━━ Records provided ━━

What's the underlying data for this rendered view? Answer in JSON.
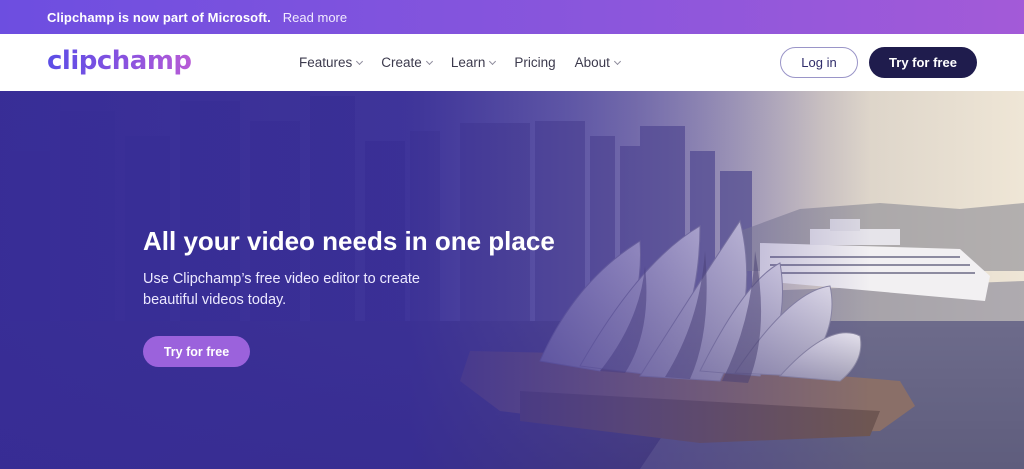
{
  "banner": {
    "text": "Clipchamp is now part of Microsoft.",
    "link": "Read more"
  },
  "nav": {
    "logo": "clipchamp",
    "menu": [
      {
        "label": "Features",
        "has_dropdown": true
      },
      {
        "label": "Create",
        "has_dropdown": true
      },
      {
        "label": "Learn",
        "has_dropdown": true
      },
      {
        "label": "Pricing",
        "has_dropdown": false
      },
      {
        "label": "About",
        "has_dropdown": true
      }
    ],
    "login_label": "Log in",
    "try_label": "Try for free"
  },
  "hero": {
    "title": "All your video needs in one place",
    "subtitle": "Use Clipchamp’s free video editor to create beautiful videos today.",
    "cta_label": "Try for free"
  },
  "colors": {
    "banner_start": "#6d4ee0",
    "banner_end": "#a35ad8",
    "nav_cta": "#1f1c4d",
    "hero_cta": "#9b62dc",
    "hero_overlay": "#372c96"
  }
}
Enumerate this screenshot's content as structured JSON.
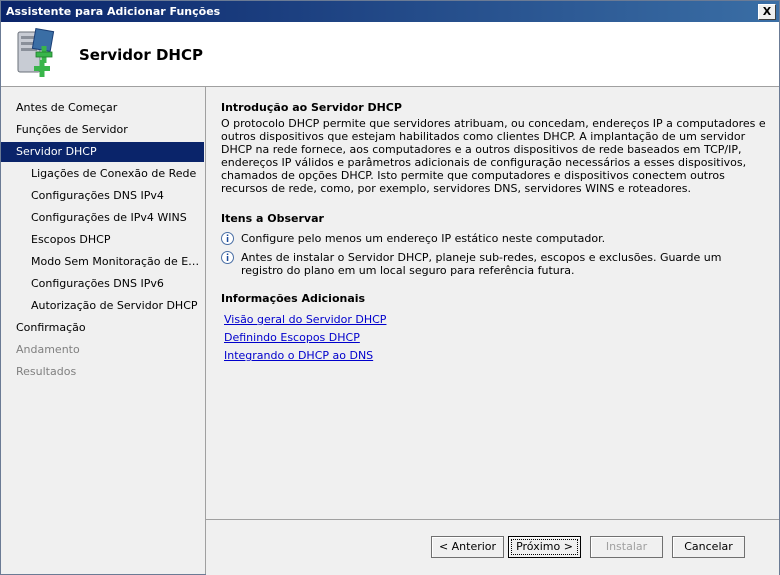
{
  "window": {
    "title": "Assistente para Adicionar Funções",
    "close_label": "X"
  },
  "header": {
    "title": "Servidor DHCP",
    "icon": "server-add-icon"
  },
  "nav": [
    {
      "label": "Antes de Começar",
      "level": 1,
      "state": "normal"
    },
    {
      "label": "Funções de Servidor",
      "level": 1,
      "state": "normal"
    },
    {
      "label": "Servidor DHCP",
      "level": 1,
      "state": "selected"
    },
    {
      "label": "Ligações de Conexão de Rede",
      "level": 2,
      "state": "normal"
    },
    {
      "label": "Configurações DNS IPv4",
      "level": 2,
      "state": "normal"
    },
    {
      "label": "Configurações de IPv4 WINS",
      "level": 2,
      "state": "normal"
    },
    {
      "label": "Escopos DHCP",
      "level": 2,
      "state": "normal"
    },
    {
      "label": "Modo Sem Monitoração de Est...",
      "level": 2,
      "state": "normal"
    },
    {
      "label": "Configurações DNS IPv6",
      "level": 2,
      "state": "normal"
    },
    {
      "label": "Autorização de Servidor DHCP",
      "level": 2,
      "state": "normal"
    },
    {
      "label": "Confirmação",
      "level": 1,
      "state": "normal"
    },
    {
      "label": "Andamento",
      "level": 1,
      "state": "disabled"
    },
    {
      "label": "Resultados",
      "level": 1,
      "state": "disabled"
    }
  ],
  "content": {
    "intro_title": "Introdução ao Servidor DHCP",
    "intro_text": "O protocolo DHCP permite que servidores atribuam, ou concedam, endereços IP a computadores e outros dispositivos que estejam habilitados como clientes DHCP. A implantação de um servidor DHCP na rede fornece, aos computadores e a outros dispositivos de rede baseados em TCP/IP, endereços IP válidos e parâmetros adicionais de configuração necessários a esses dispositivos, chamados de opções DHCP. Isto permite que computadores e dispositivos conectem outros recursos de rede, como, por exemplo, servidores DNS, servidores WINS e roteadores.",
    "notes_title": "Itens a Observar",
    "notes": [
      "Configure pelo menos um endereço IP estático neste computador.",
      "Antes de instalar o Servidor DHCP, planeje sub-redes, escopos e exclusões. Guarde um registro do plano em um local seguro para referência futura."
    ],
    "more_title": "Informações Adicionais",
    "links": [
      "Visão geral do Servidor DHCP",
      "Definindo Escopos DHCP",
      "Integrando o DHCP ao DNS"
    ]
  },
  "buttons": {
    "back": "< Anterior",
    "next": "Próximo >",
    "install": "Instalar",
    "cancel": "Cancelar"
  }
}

━━━

Task details
Locate the word "Antes" in the entries, and copy every line where it is found.

Task response
      "label": "Antes de Começar",
      "Antes de instalar o Servidor DHCP, planeje sub-redes, escopos e exclusões. Guarde um registro do plano em um local seguro para referência futura."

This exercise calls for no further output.